[MATERIAL PROVIDED]

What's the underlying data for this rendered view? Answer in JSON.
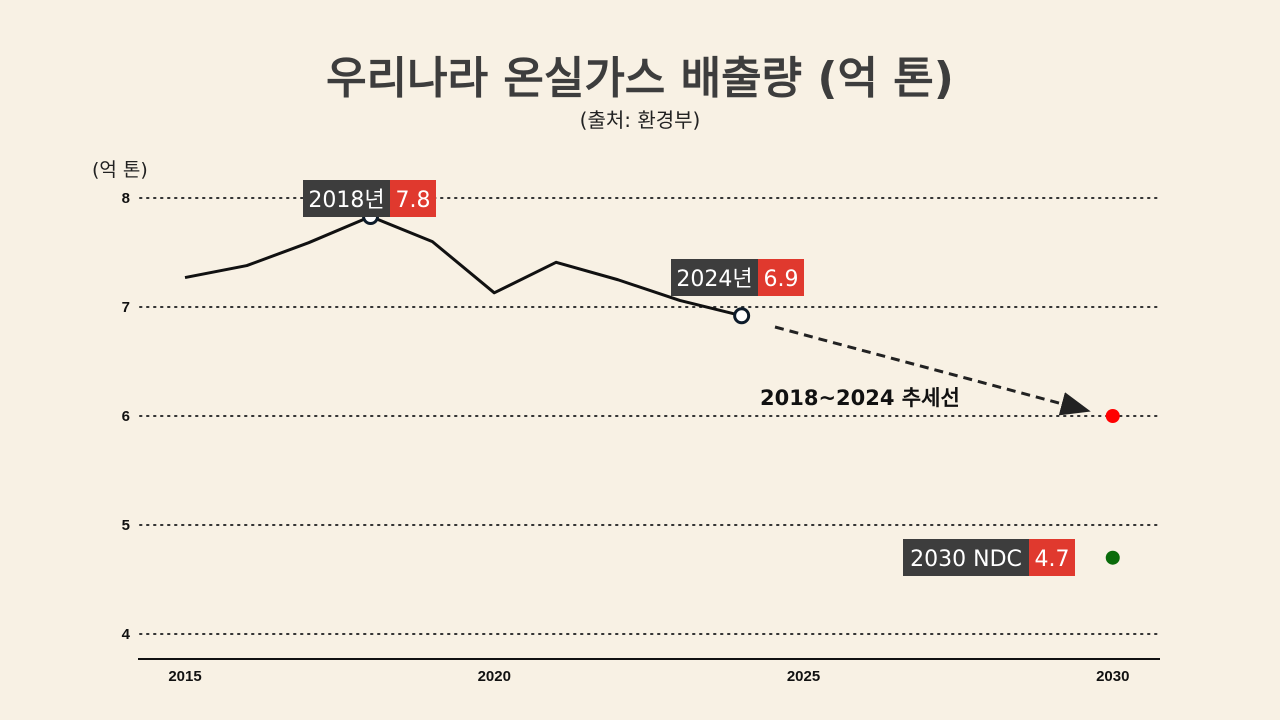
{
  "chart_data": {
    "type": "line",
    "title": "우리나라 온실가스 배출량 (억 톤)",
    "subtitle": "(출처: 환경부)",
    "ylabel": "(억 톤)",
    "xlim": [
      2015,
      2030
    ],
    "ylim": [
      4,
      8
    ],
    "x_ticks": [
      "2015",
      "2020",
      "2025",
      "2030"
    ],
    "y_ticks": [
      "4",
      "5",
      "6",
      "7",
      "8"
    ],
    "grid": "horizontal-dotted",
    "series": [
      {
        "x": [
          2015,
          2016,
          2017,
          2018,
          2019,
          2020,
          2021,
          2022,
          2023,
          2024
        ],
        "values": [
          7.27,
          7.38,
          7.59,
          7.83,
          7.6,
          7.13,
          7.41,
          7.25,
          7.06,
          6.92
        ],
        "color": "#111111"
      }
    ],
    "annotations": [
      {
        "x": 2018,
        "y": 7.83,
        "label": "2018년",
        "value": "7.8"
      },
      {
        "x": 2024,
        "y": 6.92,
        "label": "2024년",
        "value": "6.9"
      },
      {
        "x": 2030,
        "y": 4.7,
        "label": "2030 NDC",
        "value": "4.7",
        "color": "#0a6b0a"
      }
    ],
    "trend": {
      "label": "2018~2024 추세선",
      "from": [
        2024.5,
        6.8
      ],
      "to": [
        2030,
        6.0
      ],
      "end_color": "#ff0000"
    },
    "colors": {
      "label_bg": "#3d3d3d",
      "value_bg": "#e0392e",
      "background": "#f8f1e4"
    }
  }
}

[WHAT THE TASK ASKS]
Strip the images and reproduce the remaining records precisely.

[RESPONSE TO THIS TASK]
What's the underlying data for this rendered view? Answer in JSON.
{
  "chart_data": {
    "type": "line",
    "title": "우리나라 온실가스 배출량 (억 톤)",
    "subtitle": "(출처: 환경부)",
    "ylabel": "(억 톤)",
    "xlim": [
      2015,
      2030
    ],
    "ylim": [
      4,
      8
    ],
    "x_ticks": [
      "2015",
      "2020",
      "2025",
      "2030"
    ],
    "y_ticks": [
      "4",
      "5",
      "6",
      "7",
      "8"
    ],
    "grid": "horizontal-dotted",
    "series": [
      {
        "x": [
          2015,
          2016,
          2017,
          2018,
          2019,
          2020,
          2021,
          2022,
          2023,
          2024
        ],
        "values": [
          7.27,
          7.38,
          7.59,
          7.83,
          7.6,
          7.13,
          7.41,
          7.25,
          7.06,
          6.92
        ],
        "color": "#111111"
      }
    ],
    "annotations": [
      {
        "x": 2018,
        "y": 7.83,
        "label": "2018년",
        "value": "7.8"
      },
      {
        "x": 2024,
        "y": 6.92,
        "label": "2024년",
        "value": "6.9"
      },
      {
        "x": 2030,
        "y": 4.7,
        "label": "2030 NDC",
        "value": "4.7",
        "color": "#0a6b0a"
      }
    ],
    "trend": {
      "label": "2018~2024 추세선",
      "from": [
        2024.5,
        6.8
      ],
      "to": [
        2030,
        6.0
      ],
      "end_color": "#ff0000"
    },
    "colors": {
      "label_bg": "#3d3d3d",
      "value_bg": "#e0392e",
      "background": "#f8f1e4"
    }
  }
}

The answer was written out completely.